### [Task directions]
Transcribe the entries below exactly.

### [Dataset]
BEGIN
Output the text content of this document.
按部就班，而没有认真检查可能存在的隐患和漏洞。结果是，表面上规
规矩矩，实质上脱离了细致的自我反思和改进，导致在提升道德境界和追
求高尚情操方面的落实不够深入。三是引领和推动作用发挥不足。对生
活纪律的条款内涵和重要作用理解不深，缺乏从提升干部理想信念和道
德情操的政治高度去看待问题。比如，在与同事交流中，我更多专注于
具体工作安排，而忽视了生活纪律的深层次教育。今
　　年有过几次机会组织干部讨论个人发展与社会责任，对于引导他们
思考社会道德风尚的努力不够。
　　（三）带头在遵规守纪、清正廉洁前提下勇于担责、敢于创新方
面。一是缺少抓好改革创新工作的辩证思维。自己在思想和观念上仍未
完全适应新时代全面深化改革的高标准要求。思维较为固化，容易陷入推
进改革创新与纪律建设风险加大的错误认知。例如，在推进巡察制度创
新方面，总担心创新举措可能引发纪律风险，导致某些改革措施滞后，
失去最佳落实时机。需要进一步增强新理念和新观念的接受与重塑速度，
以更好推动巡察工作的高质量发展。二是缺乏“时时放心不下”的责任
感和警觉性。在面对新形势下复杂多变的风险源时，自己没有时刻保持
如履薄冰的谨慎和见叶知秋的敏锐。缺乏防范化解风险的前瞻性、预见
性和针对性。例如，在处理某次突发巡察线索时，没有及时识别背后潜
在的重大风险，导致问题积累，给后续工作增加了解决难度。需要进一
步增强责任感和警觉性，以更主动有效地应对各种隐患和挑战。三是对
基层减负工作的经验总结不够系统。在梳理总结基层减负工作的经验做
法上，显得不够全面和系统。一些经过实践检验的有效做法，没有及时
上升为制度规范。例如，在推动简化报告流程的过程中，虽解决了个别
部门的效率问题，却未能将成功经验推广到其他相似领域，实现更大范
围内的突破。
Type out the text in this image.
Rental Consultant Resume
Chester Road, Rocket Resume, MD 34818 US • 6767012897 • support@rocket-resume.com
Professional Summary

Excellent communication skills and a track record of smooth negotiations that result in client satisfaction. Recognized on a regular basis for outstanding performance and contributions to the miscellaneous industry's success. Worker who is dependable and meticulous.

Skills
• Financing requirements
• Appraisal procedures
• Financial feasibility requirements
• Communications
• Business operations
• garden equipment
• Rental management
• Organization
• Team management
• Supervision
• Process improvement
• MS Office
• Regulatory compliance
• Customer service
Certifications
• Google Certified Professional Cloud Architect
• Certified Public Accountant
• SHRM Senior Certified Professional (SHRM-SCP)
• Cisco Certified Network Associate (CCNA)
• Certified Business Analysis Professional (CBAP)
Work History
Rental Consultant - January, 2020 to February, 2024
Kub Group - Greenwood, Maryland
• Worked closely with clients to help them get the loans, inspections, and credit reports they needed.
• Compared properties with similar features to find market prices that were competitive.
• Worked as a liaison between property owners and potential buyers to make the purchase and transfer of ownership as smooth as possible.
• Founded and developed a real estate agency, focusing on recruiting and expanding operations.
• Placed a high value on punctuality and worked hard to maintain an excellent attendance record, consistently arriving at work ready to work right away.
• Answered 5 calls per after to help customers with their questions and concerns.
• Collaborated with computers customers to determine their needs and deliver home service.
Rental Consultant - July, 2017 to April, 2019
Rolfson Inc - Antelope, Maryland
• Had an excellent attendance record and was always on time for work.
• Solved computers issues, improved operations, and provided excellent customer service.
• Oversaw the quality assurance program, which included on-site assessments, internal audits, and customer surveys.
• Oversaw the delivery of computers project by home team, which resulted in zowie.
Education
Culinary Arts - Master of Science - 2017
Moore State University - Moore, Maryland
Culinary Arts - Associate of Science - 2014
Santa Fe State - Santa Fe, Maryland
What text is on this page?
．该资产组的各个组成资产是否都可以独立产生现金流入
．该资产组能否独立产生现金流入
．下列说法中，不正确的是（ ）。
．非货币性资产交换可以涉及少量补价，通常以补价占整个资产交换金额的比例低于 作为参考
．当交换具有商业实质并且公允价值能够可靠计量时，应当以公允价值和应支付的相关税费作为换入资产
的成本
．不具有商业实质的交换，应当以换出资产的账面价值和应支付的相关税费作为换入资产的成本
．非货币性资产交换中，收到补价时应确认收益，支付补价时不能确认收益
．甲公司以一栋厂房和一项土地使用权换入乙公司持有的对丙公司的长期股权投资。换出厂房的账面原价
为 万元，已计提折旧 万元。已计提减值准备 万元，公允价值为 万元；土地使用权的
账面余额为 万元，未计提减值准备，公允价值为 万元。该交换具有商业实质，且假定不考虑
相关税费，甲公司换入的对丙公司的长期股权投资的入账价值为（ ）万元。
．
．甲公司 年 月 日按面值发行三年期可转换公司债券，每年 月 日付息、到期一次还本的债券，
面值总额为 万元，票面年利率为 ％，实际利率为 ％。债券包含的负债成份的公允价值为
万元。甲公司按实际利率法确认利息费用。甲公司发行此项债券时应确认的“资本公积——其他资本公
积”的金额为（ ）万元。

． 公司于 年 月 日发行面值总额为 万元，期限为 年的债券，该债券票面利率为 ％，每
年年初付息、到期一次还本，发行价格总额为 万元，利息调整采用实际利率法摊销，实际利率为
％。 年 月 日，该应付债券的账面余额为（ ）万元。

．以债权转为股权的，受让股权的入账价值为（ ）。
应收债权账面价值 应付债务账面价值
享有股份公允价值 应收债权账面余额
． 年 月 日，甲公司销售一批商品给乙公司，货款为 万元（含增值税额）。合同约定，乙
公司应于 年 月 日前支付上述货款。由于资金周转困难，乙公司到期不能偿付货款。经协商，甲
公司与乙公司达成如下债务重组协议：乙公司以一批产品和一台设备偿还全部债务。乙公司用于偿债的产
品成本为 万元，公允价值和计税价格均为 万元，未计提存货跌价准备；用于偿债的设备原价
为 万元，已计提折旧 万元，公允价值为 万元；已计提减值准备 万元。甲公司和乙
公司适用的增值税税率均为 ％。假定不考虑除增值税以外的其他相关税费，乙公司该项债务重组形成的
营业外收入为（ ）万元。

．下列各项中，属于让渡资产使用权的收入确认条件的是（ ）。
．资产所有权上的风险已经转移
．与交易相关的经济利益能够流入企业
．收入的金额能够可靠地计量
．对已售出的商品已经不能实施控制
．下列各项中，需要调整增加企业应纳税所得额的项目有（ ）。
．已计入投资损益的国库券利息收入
END
### [Answer]
Output the text content of this document.
按部就班，而没有认真检查可能存在的隐患和漏洞。结果是，表面上规
规矩矩，实质上脱离了细致的自我反思和改进，导致在提升道德境界和追
求高尚情操方面的落实不够深入。三是引领和推动作用发挥不足。对生
活纪律的条款内涵和重要作用理解不深，缺乏从提升干部理想信念和道
德情操的政治高度去看待问题。比如，在与同事交流中，我更多专注于
具体工作安排，而忽视了生活纪律的深层次教育。今
　　年有过几次机会组织干部讨论个人发展与社会责任，对于引导他们
思考社会道德风尚的努力不够。
　　（三）带头在遵规守纪、清正廉洁前提下勇于担责、敢于创新方
面。一是缺少抓好改革创新工作的辩证思维。自己在思想和观念上仍未
完全适应新时代全面深化改革的高标准要求。思维较为固化，容易陷入推
进改革创新与纪律建设风险加大的错误认知。例如，在推进巡察制度创
新方面，总担心创新举措可能引发纪律风险，导致某些改革措施滞后，
失去最佳落实时机。需要进一步增强新理念和新观念的接受与重塑速度，
以更好推动巡察工作的高质量发展。二是缺乏“时时放心不下”的责任
感和警觉性。在面对新形势下复杂多变的风险源时，自己没有时刻保持
如履薄冰的谨慎和见叶知秋的敏锐。缺乏防范化解风险的前瞻性、预见
性和针对性。例如，在处理某次突发巡察线索时，没有及时识别背后潜
在的重大风险，导致问题积累，给后续工作增加了解决难度。需要进一
步增强责任感和警觉性，以更主动有效地应对各种隐患和挑战。三是对
基层减负工作的经验总结不够系统。在梳理总结基层减负工作的经验做
法上，显得不够全面和系统。一些经过实践检验的有效做法，没有及时
上升为制度规范。例如，在推动简化报告流程的过程中，虽解决了个别
部门的效率问题，却未能将成功经验推广到其他相似领域，实现更大范
围内的突破。
Type out the text in this image.
Rental Consultant Resume
Chester Road, Rocket Resume, MD 34818 US • 6767012897 • support@rocket-resume.com
Professional Summary

Excellent communication skills and a track record of smooth negotiations that result in client satisfaction. Recognized on a regular basis for outstanding performance and contributions to the miscellaneous industry's success. Worker who is dependable and meticulous.

Skills
• Financing requirements
• Appraisal procedures
• Financial feasibility requirements
• Communications
• Business operations
• garden equipment
• Rental management
• Organization
• Team management
• Supervision
• Process improvement
• MS Office
• Regulatory compliance
• Customer service
Certifications
• Google Certified Professional Cloud Architect
• Certified Public Accountant
• SHRM Senior Certified Professional (SHRM-SCP)
• Cisco Certified Network Associate (CCNA)
• Certified Business Analysis Professional (CBAP)
Work History
Rental Consultant - January, 2020 to February, 2024
Kub Group - Greenwood, Maryland
• Worked closely with clients to help them get the loans, inspections, and credit reports they needed.
• Compared properties with similar features to find market prices that were competitive.
• Worked as a liaison between property owners and potential buyers to make the purchase and transfer of ownership as smooth as possible.
• Founded and developed a real estate agency, focusing on recruiting and expanding operations.
• Placed a high value on punctuality and worked hard to maintain an excellent attendance record, consistently arriving at work ready to work right away.
• Answered 5 calls per after to help customers with their questions and concerns.
• Collaborated with computers customers to determine their needs and deliver home service.
Rental Consultant - July, 2017 to April, 2019
Rolfson Inc - Antelope, Maryland
• Had an excellent attendance record and was always on time for work.
• Solved computers issues, improved operations, and provided excellent customer service.
• Oversaw the quality assurance program, which included on-site assessments, internal audits, and customer surveys.
• Oversaw the delivery of computers project by home team, which resulted in zowie.
Education
Culinary Arts - Master of Science - 2017
Moore State University - Moore, Maryland
Culinary Arts - Associate of Science - 2014
Santa Fe State - Santa Fe, Maryland
What text is on this page?
．该资产组的各个组成资产是否都可以独立产生现金流入
．该资产组能否独立产生现金流入
．下列说法中，不正确的是（ ）。
．非货币性资产交换可以涉及少量补价，通常以补价占整个资产交换金额的比例低于 作为参考
．当交换具有商业实质并且公允价值能够可靠计量时，应当以公允价值和应支付的相关税费作为换入资产
的成本
．不具有商业实质的交换，应当以换出资产的账面价值和应支付的相关税费作为换入资产的成本
．非货币性资产交换中，收到补价时应确认收益，支付补价时不能确认收益
．甲公司以一栋厂房和一项土地使用权换入乙公司持有的对丙公司的长期股权投资。换出厂房的账面原价
为 万元，已计提折旧 万元。已计提减值准备 万元，公允价值为 万元；土地使用权的
账面余额为 万元，未计提减值准备，公允价值为 万元。该交换具有商业实质，且假定不考虑
相关税费，甲公司换入的对丙公司的长期股权投资的入账价值为（ ）万元。
．
．甲公司 年 月 日按面值发行三年期可转换公司债券，每年 月 日付息、到期一次还本的债券，
面值总额为 万元，票面年利率为 ％，实际利率为 ％。债券包含的负债成份的公允价值为
万元。甲公司按实际利率法确认利息费用。甲公司发行此项债券时应确认的“资本公积——其他资本公
积”的金额为（ ）万元。

． 公司于 年 月 日发行面值总额为 万元，期限为 年的债券，该债券票面利率为 ％，每
年年初付息、到期一次还本，发行价格总额为 万元，利息调整采用实际利率法摊销，实际利率为
％。 年 月 日，该应付债券的账面余额为（ ）万元。

．以债权转为股权的，受让股权的入账价值为（ ）。
应收债权账面价值 应付债务账面价值
享有股份公允价值 应收债权账面余额
． 年 月 日，甲公司销售一批商品给乙公司，货款为 万元（含增值税额）。合同约定，乙
公司应于 年 月 日前支付上述货款。由于资金周转困难，乙公司到期不能偿付货款。经协商，甲
公司与乙公司达成如下债务重组协议：乙公司以一批产品和一台设备偿还全部债务。乙公司用于偿债的产
品成本为 万元，公允价值和计税价格均为 万元，未计提存货跌价准备；用于偿债的设备原价
为 万元，已计提折旧 万元，公允价值为 万元；已计提减值准备 万元。甲公司和乙
公司适用的增值税税率均为 ％。假定不考虑除增值税以外的其他相关税费，乙公司该项债务重组形成的
营业外收入为（ ）万元。

．下列各项中，属于让渡资产使用权的收入确认条件的是（ ）。
．资产所有权上的风险已经转移
．与交易相关的经济利益能够流入企业
．收入的金额能够可靠地计量
．对已售出的商品已经不能实施控制
．下列各项中，需要调整增加企业应纳税所得额的项目有（ ）。
．已计入投资损益的国库券利息收入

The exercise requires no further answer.